[Extracted data entries]
• • • • •

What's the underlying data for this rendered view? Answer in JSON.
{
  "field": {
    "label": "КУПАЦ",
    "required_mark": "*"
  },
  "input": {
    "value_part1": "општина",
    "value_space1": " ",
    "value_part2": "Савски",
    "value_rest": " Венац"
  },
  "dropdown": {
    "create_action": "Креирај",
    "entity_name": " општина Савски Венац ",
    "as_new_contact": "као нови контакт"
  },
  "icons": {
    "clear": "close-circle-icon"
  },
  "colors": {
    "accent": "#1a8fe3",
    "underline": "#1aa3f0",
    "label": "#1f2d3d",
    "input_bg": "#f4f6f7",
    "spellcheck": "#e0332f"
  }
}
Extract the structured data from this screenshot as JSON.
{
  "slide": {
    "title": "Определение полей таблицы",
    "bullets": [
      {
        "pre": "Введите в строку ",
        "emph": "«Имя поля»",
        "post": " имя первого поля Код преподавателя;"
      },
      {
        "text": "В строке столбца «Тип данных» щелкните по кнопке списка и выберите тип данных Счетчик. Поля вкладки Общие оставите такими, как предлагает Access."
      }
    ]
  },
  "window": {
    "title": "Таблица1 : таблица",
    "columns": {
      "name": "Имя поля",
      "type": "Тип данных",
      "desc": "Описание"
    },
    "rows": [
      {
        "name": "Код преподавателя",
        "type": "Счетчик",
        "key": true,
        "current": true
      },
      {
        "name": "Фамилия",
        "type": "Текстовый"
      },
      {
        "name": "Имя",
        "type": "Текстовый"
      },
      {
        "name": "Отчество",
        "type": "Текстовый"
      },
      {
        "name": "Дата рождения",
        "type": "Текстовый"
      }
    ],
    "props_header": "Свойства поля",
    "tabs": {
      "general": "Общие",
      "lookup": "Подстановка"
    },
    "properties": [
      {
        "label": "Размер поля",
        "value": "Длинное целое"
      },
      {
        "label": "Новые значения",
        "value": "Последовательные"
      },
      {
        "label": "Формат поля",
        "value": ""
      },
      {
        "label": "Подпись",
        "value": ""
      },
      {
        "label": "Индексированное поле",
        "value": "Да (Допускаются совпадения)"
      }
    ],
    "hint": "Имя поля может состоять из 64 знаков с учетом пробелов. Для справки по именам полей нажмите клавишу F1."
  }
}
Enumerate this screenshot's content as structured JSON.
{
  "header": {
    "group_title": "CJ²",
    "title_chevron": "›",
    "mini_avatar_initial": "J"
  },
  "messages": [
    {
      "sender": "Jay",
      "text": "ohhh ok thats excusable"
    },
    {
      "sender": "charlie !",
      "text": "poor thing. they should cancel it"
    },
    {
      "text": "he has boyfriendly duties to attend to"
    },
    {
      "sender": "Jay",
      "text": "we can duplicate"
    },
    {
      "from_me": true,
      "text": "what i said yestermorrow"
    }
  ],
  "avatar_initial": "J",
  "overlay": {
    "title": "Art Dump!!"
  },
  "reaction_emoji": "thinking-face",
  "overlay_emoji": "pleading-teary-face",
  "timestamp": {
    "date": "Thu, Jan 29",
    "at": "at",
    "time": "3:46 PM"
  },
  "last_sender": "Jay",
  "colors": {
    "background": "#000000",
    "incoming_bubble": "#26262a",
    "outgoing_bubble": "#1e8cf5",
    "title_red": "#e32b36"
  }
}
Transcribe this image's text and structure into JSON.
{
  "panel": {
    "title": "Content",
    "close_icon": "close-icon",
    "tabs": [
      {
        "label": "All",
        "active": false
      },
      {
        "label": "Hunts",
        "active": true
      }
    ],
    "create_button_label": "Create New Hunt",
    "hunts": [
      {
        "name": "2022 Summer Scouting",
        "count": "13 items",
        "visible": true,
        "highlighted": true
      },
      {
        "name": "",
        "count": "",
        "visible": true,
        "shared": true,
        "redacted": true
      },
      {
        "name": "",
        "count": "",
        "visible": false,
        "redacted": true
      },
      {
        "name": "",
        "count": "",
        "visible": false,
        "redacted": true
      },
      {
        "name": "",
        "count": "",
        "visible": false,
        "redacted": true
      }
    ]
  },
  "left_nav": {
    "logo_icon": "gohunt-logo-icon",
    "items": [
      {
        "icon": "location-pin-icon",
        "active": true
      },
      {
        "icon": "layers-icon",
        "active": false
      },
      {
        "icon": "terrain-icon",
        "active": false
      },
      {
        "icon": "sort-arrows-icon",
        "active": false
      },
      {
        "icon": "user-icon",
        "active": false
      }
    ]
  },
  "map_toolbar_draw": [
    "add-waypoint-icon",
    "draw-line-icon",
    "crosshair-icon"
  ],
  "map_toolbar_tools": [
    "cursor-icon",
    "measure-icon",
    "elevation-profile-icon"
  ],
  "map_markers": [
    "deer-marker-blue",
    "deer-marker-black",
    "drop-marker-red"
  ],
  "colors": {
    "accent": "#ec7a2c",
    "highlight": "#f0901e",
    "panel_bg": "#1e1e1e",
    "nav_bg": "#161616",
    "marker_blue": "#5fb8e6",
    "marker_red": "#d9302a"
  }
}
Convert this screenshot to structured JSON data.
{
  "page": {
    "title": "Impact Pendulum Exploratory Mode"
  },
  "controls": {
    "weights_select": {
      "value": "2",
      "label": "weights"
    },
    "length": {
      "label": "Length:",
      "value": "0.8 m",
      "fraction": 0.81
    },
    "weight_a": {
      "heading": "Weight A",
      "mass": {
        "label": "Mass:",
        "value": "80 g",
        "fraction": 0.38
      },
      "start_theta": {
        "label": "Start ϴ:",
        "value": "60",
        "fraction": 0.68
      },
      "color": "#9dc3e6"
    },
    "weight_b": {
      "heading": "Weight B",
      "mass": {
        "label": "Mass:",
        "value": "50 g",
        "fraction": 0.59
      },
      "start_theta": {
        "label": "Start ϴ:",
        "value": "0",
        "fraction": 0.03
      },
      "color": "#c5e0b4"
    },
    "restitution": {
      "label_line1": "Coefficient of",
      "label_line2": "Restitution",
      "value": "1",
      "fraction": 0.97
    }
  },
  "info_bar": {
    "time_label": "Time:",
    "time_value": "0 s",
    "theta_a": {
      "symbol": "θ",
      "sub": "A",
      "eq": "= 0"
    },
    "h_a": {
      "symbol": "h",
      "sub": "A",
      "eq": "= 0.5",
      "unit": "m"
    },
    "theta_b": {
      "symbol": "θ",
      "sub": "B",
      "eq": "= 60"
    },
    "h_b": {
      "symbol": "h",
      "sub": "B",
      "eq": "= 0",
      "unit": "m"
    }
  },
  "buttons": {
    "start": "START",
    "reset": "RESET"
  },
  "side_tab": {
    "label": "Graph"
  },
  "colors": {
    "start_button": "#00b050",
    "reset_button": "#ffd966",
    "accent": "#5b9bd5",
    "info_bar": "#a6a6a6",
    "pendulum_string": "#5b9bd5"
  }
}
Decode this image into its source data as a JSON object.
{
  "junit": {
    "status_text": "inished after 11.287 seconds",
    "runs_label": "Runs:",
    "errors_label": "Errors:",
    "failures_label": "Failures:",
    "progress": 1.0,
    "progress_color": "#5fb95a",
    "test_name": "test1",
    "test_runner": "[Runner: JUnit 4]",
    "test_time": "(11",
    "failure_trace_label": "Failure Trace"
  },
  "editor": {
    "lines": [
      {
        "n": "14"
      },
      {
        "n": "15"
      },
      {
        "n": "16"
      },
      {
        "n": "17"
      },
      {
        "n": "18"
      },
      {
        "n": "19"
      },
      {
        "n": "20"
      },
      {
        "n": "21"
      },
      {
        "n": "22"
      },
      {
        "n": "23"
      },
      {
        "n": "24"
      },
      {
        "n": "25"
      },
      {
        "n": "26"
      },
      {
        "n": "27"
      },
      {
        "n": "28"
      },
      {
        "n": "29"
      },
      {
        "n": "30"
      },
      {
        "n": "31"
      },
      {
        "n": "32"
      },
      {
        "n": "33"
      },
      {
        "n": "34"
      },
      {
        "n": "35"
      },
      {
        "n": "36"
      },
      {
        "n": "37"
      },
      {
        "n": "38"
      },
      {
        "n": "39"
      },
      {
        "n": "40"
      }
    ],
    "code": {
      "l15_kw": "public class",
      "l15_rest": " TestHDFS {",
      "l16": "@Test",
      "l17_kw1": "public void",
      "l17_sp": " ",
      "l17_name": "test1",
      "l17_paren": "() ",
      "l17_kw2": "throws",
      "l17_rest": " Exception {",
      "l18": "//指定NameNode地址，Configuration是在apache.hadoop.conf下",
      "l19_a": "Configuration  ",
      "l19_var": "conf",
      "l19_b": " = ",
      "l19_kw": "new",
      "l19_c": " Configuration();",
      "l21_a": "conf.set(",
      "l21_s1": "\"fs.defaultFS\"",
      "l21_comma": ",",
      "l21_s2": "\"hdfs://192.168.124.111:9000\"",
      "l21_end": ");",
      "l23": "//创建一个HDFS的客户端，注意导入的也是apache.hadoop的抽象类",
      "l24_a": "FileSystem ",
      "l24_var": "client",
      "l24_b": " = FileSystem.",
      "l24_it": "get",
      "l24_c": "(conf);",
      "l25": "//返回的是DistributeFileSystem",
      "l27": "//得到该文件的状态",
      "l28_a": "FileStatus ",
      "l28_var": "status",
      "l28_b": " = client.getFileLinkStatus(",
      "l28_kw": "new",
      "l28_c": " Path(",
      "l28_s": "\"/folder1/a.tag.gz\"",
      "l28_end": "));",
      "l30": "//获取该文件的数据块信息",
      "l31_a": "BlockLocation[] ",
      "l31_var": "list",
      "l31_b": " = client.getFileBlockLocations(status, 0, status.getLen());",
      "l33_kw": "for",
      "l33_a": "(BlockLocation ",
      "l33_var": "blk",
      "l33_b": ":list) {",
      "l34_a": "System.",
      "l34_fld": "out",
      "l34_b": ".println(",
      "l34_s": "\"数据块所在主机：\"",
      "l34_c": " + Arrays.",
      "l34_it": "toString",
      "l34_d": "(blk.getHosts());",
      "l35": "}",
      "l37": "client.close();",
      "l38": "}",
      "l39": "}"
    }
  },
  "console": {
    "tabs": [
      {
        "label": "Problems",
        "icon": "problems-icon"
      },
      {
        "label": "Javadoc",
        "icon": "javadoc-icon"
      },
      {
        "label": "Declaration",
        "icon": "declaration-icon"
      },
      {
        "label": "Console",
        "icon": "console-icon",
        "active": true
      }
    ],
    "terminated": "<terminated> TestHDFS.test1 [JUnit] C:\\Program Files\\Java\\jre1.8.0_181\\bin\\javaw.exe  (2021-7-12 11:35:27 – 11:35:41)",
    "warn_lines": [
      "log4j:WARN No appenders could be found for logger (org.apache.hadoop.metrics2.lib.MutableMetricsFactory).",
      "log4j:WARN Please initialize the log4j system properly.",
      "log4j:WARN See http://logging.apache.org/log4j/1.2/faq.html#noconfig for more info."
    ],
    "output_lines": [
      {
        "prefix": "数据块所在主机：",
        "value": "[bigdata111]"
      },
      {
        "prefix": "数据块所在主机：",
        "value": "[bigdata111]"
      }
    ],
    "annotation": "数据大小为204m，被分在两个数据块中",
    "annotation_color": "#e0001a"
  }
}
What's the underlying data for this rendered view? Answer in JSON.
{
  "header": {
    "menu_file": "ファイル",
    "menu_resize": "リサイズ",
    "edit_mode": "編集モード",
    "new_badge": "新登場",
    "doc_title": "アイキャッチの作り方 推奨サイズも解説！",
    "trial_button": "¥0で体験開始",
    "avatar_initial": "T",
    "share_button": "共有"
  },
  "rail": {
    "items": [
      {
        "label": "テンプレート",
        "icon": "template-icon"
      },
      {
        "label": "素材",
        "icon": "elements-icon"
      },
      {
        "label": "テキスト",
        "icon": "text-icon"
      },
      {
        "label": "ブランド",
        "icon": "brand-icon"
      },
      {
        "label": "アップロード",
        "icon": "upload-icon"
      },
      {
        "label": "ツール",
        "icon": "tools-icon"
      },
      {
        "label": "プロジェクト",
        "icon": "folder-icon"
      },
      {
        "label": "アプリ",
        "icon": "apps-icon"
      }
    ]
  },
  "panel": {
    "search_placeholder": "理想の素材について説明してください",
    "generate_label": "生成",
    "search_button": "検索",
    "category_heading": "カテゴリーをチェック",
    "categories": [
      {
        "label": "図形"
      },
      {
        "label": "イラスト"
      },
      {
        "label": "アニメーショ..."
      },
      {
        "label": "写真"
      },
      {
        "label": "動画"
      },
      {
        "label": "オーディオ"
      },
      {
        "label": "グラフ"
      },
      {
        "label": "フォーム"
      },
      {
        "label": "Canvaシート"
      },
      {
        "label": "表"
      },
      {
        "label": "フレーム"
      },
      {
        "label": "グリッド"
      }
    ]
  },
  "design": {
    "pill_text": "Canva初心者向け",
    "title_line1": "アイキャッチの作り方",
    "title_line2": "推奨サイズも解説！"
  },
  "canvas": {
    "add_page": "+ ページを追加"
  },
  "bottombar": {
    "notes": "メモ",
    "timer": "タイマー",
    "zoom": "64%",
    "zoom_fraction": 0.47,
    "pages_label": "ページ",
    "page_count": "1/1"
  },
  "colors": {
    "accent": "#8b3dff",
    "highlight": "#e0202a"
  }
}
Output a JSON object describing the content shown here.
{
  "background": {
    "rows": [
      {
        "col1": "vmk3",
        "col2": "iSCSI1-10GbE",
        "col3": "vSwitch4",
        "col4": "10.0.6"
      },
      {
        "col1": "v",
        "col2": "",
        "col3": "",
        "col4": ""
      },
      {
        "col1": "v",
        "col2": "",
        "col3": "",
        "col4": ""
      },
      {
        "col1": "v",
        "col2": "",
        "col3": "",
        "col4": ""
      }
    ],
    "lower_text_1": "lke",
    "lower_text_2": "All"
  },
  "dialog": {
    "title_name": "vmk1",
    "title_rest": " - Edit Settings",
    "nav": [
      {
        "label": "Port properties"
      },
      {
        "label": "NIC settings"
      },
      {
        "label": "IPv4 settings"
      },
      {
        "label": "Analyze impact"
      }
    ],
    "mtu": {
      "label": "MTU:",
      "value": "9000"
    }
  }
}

• • • • •

PROBLEM TO SOLVE:
Filter the listing above for the string "Общие" and copy every matching line.

REPLY TO THE TASK:
        "text": "В строке столбца «Тип данных» щелкните по кнопке списка и выберите тип данных Счетчик. Поля вкладки Общие оставите такими, как предлагает Access."
      "general": "Общие",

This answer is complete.